Liskov substitution principle

Barbara Liskov - 2008 Turing Award

Wrong example

Suppose there exists a class Square. We might be tempted to create a class Rectangle as a subclass of Square because we reuse the field width, and just add a field height.

from graphviz import Digraph
dot = Digraph(graph_attr=dict(rankdir="BT"), edge_attr={'arrowhead':'empty'})
dot.edges([("Rectangle", "Square")])
dot

svg

from dataclasses import dataclass

@dataclass
class Square():
    width: float

    def area(self):
        return self.width * self.width
    
@dataclass
class Rectangle(Square):
    height: float

    def area(self):
        return self.width * self.height
    
L = [Square(2), Rectangle(2, 3)]

for shape in L:
    print(shape.area())
4
6

This causes problems. Indeed, the developer reads "Any rectangle is a square" which is false. Some invariants written in the class Square may no longer be true for a Rectangle.

Solution

Please do:

from graphviz import Digraph
dot = Digraph(graph_attr=dict(rankdir="BT"), edge_attr={'arrowhead':'empty'})
dot.edges([("Square", "Rectangle")])

Required work
**a)** In the Liskov substitution excerpt, what false statement does the developer read from the wrong example?
**b)** Rewrite the Liskov substitution excerpt starting at "L = [Square(2), Rectangle(2, 3)]" and ending at "for a Rectangle.", swapping "invariants" for "properties".

(Dataset entries)
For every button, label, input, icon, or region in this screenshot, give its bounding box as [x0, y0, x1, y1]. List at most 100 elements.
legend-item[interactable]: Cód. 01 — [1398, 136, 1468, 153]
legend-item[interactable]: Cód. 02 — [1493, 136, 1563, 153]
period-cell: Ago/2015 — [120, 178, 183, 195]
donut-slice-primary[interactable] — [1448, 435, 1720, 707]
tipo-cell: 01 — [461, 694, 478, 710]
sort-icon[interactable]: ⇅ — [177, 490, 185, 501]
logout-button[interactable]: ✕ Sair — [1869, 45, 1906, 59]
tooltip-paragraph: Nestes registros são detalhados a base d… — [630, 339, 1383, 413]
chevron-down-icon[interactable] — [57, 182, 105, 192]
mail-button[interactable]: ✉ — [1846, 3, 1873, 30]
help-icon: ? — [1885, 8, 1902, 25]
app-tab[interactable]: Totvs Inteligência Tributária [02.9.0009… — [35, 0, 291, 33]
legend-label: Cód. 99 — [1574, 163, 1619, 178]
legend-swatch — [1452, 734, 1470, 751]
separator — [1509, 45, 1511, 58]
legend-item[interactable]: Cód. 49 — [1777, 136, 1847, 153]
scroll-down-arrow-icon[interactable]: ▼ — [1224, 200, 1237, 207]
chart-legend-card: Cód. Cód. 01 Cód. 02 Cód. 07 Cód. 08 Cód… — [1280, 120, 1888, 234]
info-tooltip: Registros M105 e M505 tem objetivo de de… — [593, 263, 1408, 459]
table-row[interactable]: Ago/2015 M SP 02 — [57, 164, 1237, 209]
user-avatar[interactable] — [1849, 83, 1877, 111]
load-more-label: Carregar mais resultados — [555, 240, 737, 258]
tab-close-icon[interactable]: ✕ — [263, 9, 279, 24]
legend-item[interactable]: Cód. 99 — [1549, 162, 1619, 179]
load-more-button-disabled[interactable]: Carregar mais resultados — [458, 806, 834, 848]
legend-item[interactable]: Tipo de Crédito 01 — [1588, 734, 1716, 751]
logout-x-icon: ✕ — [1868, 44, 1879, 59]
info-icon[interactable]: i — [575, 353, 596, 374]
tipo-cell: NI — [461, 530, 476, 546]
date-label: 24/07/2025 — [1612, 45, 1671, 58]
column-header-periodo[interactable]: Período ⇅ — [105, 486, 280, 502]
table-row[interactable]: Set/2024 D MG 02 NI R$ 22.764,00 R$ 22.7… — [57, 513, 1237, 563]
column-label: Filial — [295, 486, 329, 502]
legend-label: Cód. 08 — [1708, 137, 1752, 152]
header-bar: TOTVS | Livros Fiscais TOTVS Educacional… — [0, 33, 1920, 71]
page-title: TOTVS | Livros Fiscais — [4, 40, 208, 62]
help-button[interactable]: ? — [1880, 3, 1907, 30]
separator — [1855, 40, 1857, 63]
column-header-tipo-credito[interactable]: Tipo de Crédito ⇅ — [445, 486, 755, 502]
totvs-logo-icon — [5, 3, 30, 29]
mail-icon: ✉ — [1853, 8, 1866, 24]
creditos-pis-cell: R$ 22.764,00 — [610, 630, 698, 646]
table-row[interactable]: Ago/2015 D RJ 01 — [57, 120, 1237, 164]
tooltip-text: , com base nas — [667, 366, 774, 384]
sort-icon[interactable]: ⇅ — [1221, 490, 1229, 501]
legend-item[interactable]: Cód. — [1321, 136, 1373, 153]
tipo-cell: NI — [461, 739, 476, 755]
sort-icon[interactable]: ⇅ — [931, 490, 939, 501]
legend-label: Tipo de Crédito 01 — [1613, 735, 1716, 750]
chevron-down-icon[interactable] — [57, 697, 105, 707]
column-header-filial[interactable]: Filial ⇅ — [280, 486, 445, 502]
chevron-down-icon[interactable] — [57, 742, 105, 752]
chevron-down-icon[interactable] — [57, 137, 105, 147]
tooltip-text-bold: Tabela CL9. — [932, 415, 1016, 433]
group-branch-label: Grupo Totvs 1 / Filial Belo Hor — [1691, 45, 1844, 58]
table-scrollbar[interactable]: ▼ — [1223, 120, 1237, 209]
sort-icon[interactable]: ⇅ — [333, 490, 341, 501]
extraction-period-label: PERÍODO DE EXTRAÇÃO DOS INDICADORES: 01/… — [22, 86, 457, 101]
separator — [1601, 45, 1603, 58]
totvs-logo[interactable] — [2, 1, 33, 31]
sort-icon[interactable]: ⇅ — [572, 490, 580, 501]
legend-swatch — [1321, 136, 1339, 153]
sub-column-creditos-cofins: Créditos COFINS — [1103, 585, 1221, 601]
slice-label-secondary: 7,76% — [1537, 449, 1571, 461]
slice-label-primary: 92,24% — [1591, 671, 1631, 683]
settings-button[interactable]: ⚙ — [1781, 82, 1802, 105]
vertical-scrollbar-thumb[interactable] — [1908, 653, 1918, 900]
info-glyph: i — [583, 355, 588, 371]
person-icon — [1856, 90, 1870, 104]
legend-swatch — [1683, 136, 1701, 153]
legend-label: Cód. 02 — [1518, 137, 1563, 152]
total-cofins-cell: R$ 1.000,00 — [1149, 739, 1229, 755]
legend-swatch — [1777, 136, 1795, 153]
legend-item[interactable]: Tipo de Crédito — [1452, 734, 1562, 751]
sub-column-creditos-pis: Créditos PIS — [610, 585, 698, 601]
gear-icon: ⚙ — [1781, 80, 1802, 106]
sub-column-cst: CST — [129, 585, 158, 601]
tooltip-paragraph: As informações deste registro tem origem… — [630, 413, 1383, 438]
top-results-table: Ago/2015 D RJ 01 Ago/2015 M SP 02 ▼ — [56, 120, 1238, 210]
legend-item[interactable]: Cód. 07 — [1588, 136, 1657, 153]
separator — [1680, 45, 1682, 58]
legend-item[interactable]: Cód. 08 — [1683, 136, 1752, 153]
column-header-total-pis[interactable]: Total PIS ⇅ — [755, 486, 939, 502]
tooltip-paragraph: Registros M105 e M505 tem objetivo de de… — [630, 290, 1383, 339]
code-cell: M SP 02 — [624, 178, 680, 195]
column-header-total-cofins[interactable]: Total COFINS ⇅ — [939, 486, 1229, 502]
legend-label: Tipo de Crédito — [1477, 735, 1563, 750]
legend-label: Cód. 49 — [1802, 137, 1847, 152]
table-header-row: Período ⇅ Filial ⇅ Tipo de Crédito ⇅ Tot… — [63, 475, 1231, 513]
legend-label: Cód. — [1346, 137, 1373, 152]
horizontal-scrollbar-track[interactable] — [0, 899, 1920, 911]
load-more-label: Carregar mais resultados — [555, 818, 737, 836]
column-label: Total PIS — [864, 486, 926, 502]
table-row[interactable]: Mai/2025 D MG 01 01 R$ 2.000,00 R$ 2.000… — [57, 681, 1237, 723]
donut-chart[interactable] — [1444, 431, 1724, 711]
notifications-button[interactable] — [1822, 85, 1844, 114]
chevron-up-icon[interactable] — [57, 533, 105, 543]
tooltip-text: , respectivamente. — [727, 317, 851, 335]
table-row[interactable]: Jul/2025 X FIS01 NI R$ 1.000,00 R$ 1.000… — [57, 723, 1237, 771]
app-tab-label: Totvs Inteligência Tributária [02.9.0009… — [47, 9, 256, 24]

Solutions by task
**a)** "Any rectangle is a square."

**b)**
L = [Square(2), Rectangle(2, 3)]

for shape in L:
    print(shape.area())
4
6

This causes problems. Indeed, the developer reads "Any rectangle is a square" which is false. Some properties written in the class Square may no longer be true for a Rectangle.